### The exercise:
Count lines with the string "text" in them. State the number alone.

### Extracted material:
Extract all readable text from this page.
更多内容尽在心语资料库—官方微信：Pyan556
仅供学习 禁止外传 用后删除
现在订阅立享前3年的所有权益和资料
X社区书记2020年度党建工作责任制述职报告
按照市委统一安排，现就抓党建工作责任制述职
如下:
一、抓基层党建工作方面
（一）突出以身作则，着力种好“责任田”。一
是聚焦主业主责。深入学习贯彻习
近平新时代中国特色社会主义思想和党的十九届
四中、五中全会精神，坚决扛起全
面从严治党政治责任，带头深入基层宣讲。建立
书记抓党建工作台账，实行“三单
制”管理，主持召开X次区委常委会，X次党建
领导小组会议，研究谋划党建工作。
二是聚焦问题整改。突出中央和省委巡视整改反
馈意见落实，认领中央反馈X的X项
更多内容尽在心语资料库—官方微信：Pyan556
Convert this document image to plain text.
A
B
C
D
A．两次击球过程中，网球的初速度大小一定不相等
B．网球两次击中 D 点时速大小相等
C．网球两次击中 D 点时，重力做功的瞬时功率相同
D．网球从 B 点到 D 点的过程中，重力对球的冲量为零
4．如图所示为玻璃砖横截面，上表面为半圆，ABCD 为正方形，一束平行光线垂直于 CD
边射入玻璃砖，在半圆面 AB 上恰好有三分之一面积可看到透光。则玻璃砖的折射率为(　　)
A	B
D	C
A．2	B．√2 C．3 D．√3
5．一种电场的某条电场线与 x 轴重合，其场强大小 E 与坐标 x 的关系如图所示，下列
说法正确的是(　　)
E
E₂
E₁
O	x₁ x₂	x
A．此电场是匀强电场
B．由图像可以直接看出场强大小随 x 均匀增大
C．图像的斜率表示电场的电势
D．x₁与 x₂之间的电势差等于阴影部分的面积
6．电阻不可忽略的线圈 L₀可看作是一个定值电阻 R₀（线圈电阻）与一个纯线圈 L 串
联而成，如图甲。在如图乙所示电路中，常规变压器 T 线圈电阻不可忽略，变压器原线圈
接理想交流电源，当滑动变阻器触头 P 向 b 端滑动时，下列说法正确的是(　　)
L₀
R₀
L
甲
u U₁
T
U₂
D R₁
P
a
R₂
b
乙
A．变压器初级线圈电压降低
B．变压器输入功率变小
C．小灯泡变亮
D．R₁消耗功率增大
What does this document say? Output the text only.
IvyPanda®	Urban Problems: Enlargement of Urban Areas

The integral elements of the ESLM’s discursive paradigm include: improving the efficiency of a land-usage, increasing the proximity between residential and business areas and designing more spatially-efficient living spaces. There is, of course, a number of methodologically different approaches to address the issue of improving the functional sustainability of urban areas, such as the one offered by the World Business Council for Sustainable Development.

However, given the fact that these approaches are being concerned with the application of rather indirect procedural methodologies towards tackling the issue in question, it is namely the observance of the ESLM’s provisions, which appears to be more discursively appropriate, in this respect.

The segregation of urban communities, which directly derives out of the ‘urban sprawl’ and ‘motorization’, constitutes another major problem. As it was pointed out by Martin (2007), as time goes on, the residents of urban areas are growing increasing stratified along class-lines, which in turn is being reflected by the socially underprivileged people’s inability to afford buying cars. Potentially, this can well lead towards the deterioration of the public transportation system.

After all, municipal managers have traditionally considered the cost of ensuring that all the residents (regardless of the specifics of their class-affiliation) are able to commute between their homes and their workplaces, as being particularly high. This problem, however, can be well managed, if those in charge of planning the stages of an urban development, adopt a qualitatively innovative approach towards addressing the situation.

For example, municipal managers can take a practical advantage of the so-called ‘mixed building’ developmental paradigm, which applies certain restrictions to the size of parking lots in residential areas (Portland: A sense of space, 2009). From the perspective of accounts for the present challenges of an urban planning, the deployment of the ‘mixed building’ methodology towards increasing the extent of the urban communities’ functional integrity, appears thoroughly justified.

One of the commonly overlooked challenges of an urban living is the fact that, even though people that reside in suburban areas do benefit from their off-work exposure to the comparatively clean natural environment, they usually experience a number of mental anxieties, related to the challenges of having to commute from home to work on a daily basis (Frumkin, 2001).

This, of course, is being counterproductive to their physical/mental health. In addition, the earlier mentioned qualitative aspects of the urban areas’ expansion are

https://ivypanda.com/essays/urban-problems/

### Reply to the task:
3